• **PROBLEM TO SOLVE**:
Identify all lines in the listing that include the word "Мектепалды", and copy them out.

• **EXERCISE MATERIALS**:

┄┄┄┄┄┄

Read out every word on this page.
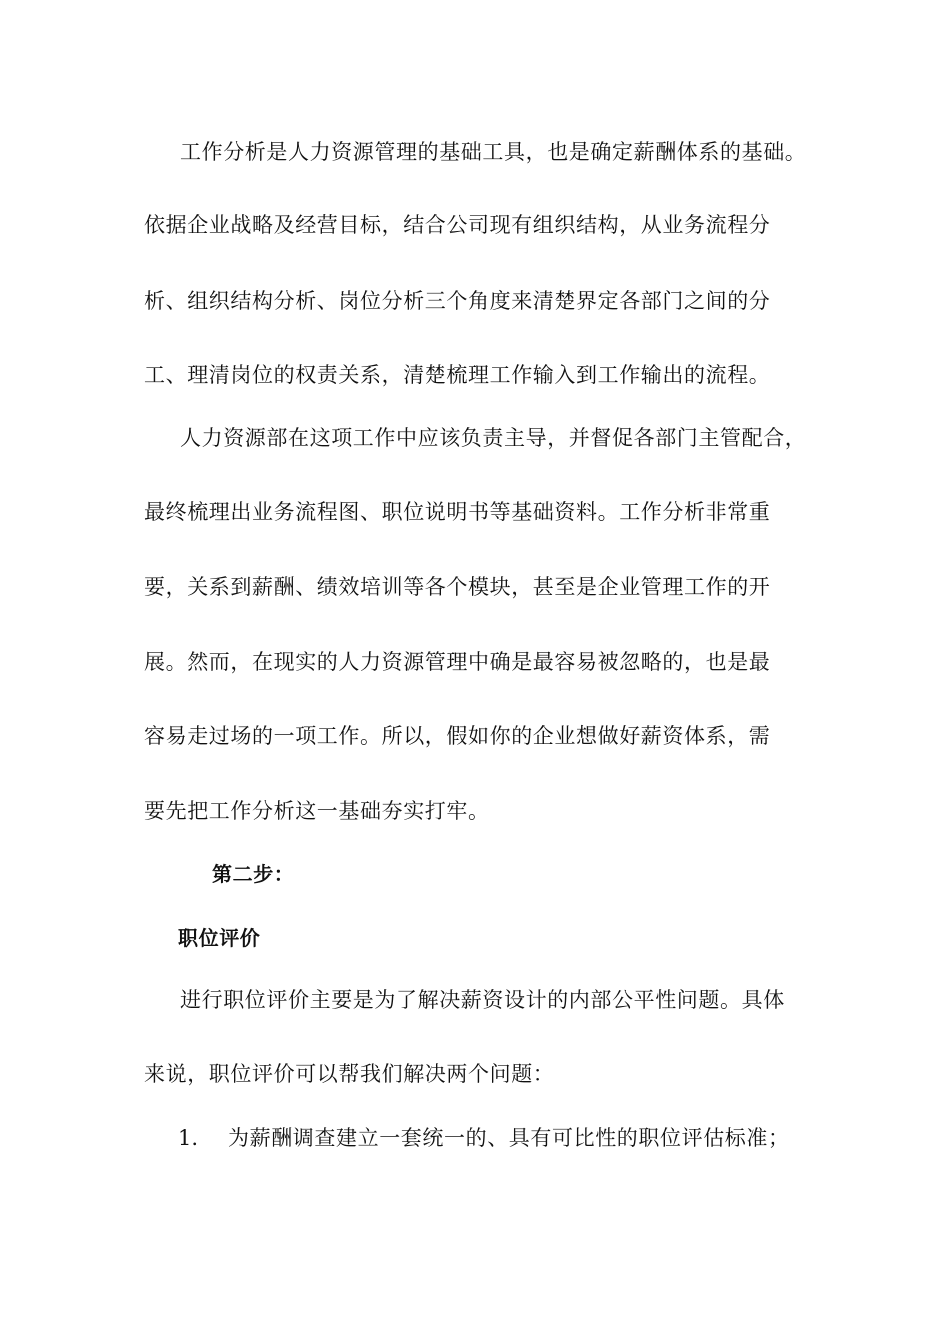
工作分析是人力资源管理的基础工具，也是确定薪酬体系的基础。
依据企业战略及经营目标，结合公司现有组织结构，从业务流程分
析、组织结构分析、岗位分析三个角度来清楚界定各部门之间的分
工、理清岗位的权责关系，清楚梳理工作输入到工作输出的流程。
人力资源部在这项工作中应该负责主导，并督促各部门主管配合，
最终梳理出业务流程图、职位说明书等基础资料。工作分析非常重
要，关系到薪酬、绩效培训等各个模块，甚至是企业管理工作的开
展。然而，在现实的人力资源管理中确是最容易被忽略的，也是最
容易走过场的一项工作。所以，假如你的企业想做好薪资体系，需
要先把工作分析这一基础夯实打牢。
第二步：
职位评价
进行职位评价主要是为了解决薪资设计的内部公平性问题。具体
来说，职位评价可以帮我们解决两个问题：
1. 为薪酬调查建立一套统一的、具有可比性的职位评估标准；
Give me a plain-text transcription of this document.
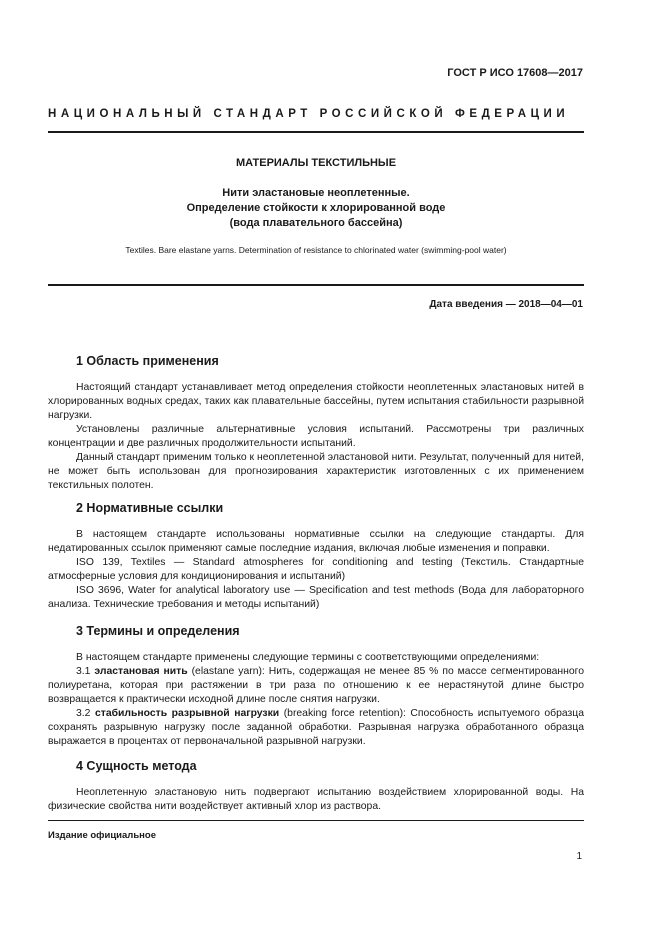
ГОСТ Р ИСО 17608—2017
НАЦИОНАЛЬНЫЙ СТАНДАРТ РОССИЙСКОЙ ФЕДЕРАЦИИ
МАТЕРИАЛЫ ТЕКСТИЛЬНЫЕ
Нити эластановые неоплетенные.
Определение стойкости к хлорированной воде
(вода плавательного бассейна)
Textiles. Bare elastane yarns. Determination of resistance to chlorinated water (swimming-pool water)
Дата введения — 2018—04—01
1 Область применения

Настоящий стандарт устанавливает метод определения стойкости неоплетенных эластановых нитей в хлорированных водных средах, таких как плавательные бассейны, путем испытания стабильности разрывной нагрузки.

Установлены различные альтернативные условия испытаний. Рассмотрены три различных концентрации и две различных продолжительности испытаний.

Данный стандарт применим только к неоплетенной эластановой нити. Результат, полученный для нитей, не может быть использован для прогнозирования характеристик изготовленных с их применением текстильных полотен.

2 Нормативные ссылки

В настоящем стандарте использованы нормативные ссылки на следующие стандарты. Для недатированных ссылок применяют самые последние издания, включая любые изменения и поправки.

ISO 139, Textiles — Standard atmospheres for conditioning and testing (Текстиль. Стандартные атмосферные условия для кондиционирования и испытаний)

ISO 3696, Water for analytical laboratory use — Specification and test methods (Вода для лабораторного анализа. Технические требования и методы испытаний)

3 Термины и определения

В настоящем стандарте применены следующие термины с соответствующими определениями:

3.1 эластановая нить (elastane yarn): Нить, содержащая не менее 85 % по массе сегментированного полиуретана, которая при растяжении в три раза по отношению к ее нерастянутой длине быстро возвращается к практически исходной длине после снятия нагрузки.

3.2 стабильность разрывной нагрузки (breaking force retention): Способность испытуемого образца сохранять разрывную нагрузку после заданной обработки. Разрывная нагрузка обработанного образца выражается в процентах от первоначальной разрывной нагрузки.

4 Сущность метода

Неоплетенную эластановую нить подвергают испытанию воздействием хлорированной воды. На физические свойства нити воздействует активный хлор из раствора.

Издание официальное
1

┄┄┄┄┄┄

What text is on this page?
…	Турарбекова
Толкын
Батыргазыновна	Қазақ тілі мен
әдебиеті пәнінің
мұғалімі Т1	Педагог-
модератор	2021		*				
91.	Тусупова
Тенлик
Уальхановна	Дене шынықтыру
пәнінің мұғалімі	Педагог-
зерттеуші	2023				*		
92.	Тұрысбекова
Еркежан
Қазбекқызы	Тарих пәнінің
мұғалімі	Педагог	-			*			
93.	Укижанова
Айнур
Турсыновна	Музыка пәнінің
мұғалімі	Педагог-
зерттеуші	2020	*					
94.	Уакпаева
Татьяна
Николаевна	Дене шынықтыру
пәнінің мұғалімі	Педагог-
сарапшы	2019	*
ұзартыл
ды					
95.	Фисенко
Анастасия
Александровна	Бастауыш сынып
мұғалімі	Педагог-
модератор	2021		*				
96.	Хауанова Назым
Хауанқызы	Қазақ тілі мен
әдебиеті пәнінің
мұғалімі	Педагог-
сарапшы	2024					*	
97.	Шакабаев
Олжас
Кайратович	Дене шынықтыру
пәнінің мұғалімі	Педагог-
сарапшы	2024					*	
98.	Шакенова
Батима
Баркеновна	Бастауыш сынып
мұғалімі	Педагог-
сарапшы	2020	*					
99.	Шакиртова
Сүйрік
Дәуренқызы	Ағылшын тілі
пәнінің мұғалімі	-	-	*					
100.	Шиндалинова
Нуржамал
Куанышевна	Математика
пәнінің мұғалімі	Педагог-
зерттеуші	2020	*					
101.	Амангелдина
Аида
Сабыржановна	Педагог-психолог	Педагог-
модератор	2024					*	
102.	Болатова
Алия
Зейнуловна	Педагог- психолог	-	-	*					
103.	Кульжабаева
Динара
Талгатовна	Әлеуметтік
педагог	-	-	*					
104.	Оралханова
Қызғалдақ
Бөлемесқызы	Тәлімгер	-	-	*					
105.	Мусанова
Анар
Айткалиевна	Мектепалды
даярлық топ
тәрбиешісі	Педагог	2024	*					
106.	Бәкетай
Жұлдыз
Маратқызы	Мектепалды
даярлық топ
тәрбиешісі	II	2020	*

┄┄┄┄┄┄

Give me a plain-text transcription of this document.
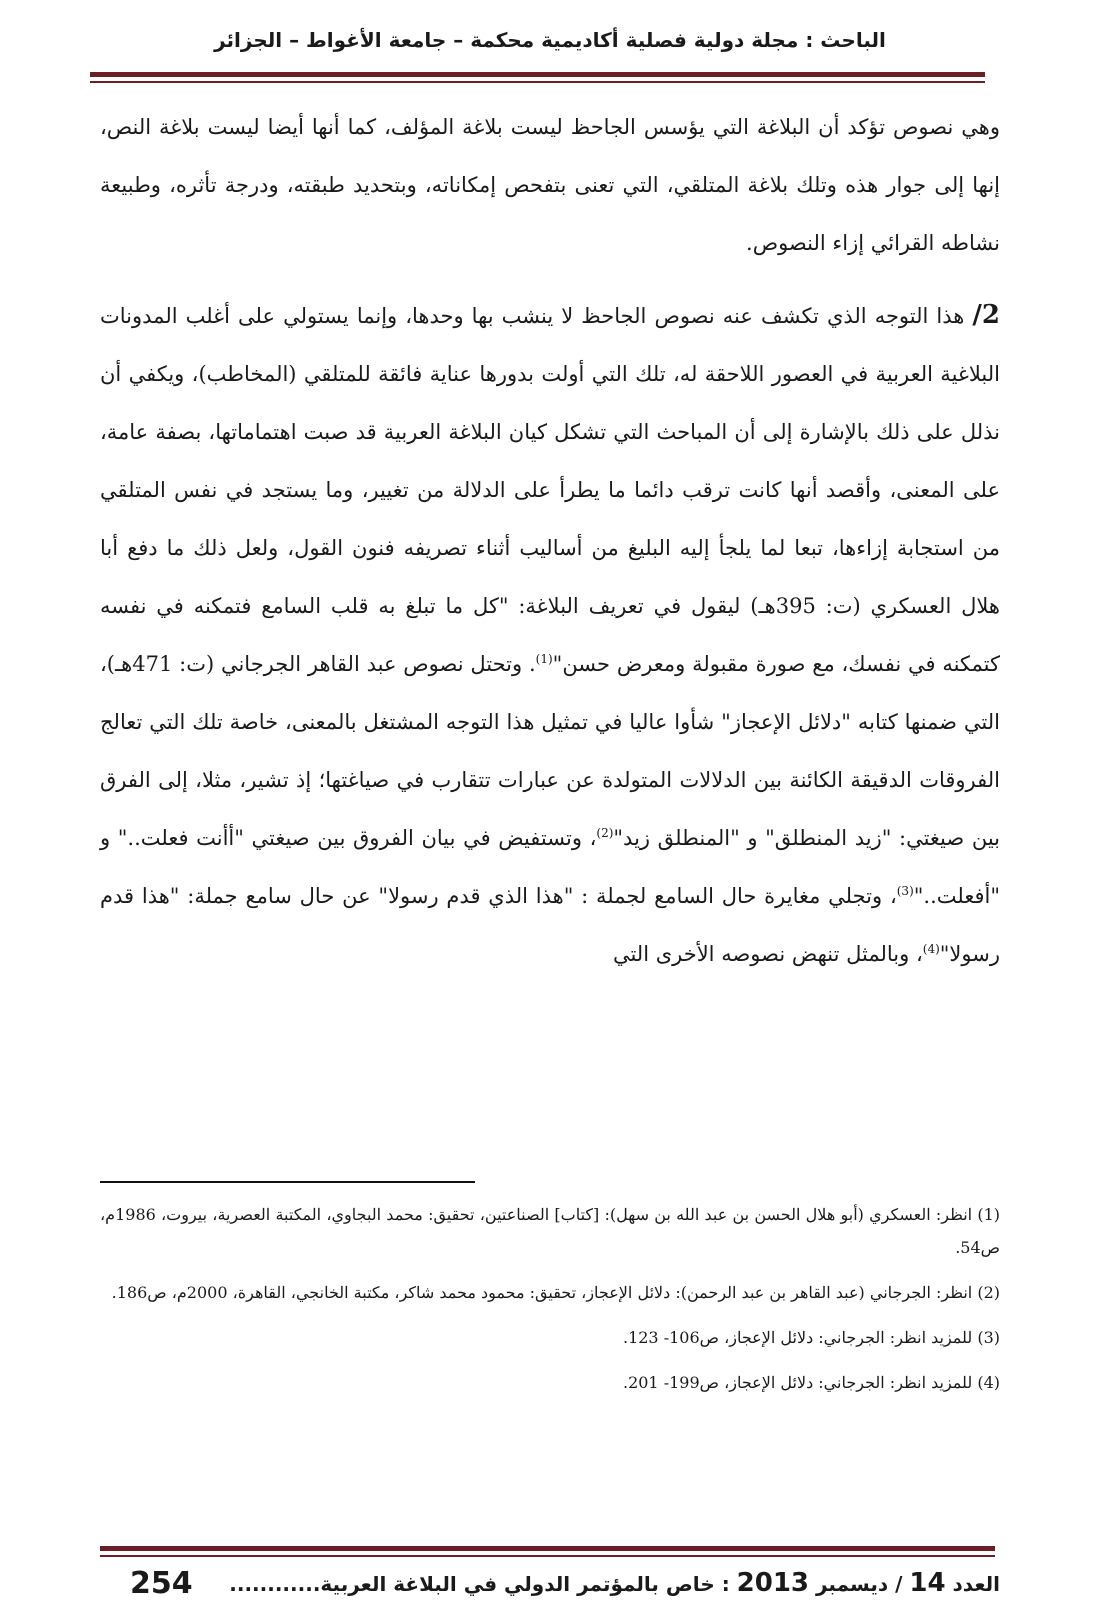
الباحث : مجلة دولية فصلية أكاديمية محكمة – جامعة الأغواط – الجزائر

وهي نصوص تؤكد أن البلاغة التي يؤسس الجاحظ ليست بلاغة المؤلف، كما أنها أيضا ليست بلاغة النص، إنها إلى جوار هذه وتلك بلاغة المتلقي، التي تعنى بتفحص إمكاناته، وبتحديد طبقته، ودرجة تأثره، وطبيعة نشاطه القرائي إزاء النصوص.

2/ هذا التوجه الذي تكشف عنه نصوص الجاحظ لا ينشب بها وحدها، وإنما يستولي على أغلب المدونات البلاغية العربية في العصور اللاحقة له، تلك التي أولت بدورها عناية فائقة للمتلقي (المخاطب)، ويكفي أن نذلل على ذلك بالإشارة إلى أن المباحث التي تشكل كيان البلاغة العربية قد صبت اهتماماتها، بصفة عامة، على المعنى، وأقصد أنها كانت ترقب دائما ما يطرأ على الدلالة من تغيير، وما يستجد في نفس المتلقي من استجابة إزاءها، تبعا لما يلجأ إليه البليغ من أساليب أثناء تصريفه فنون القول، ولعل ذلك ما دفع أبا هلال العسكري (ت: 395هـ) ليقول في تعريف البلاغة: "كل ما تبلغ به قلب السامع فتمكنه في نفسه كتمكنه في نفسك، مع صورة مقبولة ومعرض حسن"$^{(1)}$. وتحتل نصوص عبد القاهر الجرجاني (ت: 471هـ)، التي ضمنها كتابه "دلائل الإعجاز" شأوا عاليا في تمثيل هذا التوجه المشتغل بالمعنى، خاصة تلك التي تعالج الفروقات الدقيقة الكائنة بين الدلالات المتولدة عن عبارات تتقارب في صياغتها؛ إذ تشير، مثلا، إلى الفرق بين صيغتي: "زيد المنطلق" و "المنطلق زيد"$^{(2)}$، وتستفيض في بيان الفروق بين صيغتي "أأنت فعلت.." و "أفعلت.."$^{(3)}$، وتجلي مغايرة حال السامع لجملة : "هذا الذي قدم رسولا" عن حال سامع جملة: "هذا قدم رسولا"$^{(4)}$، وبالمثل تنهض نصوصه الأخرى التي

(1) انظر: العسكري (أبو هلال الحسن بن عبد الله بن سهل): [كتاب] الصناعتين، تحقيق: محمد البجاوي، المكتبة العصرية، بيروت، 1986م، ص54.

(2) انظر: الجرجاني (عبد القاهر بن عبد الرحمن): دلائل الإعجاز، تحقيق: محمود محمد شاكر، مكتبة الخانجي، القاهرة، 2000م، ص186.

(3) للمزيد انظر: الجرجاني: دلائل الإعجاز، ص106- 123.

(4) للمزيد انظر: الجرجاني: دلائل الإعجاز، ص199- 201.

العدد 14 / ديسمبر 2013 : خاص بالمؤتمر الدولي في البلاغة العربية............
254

┄┄┄┄┄┄

• **SOLUTION FOR THIS EXERCISE**:
Айткалиевна	Мектепалды
Маратқызы	Мектепалды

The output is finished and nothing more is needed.